#### [To be done]
Can you quote, word for word, the part of the records that starts at their very beginning and ends with the line containing "- replace-input[interactable]: [448, 274, 656, 297]", including both ends?
☆ ☆ ☆
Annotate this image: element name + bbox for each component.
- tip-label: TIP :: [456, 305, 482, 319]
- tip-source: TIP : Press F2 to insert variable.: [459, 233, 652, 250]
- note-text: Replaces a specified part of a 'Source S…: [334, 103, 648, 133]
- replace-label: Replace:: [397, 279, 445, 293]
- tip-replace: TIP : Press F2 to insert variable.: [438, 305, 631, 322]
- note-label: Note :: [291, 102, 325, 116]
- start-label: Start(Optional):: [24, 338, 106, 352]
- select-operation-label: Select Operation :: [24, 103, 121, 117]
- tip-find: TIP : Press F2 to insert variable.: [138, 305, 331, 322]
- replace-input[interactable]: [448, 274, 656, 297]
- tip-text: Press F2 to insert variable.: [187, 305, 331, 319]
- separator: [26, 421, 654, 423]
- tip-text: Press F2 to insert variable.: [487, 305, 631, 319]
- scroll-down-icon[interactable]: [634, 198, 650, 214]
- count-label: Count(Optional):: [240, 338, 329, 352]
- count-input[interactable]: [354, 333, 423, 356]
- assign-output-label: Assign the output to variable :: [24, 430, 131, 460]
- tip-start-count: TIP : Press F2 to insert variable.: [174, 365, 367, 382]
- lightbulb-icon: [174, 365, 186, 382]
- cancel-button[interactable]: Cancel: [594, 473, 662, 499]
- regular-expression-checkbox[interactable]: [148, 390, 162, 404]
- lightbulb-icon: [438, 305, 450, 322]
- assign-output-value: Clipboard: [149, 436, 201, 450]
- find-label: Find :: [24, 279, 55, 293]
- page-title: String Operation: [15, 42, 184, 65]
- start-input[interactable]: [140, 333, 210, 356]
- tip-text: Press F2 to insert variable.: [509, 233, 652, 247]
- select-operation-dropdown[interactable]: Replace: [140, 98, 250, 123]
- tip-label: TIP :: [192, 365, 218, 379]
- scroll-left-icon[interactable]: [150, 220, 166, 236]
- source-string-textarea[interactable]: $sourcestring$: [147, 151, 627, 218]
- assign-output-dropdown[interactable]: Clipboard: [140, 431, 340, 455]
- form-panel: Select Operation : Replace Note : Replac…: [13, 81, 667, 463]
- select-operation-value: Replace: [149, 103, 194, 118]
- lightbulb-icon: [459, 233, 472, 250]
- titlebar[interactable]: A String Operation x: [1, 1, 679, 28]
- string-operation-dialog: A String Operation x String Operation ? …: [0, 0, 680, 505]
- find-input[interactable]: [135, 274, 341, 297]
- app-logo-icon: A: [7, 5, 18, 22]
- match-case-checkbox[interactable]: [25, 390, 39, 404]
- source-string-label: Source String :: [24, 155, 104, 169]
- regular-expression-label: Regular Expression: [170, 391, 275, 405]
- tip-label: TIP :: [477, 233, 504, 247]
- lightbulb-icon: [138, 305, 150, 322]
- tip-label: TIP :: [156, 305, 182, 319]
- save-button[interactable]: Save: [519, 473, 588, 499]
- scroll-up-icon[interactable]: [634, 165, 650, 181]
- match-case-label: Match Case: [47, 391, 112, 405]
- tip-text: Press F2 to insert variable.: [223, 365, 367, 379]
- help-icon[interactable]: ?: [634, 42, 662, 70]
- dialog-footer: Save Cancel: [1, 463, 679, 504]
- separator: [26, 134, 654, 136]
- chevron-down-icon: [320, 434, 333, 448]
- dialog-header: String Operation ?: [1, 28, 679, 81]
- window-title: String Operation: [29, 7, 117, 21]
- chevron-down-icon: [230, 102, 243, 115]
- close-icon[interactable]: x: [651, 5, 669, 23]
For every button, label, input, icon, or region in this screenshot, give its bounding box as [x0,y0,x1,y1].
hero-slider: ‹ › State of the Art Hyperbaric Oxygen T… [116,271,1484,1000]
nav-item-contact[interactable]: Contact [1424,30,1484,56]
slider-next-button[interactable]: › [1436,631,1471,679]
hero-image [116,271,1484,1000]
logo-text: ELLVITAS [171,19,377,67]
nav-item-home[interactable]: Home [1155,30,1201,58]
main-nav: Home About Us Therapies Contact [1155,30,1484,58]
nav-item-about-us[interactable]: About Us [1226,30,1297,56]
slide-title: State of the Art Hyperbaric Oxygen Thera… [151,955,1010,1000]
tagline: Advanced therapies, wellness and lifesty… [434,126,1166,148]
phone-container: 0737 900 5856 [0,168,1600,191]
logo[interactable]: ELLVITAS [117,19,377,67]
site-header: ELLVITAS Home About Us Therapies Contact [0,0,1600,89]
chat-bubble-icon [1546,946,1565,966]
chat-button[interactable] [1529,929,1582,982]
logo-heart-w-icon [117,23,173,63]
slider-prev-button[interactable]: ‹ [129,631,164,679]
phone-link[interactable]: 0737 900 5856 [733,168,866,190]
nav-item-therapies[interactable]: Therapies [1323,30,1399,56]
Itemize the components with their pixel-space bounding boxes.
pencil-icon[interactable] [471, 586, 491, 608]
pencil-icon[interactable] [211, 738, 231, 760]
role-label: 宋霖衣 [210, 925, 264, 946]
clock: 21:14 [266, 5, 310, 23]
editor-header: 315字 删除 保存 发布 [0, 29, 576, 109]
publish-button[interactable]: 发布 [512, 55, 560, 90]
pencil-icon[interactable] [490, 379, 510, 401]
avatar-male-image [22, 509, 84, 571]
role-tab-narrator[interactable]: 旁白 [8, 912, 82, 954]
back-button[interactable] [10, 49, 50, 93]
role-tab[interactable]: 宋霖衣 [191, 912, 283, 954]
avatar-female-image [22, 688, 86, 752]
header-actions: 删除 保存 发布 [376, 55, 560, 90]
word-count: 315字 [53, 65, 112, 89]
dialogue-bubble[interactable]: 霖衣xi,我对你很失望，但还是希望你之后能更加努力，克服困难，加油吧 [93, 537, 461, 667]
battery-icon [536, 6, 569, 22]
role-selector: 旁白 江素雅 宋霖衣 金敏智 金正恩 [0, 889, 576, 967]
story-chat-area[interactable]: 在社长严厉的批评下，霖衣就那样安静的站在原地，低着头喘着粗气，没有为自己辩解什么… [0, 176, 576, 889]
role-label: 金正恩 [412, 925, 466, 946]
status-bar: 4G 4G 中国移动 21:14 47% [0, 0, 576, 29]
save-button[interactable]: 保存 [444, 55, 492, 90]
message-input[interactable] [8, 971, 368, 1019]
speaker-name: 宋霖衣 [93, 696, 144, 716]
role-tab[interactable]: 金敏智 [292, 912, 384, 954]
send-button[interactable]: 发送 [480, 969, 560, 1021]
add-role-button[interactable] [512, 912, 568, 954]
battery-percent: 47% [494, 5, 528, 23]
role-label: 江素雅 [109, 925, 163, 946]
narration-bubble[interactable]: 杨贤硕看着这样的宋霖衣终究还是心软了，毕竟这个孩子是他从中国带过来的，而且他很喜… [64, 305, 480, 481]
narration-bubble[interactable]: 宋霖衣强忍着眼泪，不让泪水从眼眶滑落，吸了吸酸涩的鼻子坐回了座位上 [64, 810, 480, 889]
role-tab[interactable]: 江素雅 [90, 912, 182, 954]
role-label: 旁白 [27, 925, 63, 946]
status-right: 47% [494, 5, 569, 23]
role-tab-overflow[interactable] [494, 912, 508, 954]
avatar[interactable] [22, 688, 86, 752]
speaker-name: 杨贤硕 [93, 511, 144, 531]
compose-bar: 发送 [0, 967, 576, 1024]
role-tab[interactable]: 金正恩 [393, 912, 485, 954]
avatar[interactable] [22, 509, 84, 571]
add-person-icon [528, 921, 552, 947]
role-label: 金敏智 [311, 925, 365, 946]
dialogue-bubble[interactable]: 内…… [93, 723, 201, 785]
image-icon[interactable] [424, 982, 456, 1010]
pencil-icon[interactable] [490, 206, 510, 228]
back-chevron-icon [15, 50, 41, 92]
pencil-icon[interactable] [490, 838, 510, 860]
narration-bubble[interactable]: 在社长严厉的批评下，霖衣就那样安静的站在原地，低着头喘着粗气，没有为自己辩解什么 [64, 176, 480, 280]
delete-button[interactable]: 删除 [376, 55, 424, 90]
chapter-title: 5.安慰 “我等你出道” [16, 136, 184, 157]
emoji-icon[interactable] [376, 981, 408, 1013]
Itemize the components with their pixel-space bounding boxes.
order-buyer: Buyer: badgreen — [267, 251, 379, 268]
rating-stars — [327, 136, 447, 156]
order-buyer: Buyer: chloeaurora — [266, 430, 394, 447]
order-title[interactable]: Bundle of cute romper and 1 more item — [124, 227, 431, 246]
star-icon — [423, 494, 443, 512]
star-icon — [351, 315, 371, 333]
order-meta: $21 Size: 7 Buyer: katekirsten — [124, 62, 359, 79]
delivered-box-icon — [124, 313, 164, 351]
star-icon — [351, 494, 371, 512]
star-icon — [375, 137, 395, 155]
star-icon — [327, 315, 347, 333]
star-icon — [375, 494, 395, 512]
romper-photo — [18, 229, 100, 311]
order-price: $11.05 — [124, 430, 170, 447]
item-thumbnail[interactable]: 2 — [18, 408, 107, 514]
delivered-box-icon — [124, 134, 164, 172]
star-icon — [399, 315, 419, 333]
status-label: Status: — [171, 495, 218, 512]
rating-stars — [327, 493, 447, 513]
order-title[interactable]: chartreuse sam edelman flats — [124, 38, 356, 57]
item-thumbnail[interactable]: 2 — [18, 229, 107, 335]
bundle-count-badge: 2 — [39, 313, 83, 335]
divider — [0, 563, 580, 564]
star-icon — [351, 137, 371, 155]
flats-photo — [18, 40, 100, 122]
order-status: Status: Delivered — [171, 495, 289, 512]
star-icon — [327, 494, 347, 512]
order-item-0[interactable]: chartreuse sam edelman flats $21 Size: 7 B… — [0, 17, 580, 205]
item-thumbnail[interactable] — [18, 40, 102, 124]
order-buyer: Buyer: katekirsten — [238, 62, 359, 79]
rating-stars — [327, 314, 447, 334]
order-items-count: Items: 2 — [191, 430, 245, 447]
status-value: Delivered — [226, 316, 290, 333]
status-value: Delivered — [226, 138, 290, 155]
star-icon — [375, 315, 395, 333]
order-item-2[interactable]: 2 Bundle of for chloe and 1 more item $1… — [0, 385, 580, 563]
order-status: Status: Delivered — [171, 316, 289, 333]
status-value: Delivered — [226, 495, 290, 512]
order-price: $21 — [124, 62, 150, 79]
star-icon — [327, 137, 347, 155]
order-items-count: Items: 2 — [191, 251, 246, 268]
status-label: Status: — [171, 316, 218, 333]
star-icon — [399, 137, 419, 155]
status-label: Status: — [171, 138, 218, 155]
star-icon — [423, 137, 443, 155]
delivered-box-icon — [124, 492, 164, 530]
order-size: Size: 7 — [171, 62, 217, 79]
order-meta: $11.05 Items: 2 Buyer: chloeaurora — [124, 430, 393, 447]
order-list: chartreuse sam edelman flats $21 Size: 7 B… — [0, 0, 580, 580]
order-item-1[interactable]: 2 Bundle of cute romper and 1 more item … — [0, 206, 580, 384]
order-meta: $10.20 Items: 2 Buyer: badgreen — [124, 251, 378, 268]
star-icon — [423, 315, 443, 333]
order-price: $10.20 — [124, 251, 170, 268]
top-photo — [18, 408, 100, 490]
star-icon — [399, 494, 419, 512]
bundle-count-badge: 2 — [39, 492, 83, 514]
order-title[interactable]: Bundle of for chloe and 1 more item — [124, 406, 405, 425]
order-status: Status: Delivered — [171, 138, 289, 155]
☆ ☆ ☆
#### [The reply]
Annotate this image: element name + bbox for each component.
- tip-label: TIP :: [456, 305, 482, 319]
- tip-source: TIP : Press F2 to insert variable.: [459, 233, 652, 250]
- note-text: Replaces a specified part of a 'Source S…: [334, 103, 648, 133]
- replace-label: Replace:: [397, 279, 445, 293]
- tip-replace: TIP : Press F2 to insert variable.: [438, 305, 631, 322]
- note-label: Note :: [291, 102, 325, 116]
- start-label: Start(Optional):: [24, 338, 106, 352]
- select-operation-label: Select Operation :: [24, 103, 121, 117]
- tip-find: TIP : Press F2 to insert variable.: [138, 305, 331, 322]
- replace-input[interactable]: [448, 274, 656, 297]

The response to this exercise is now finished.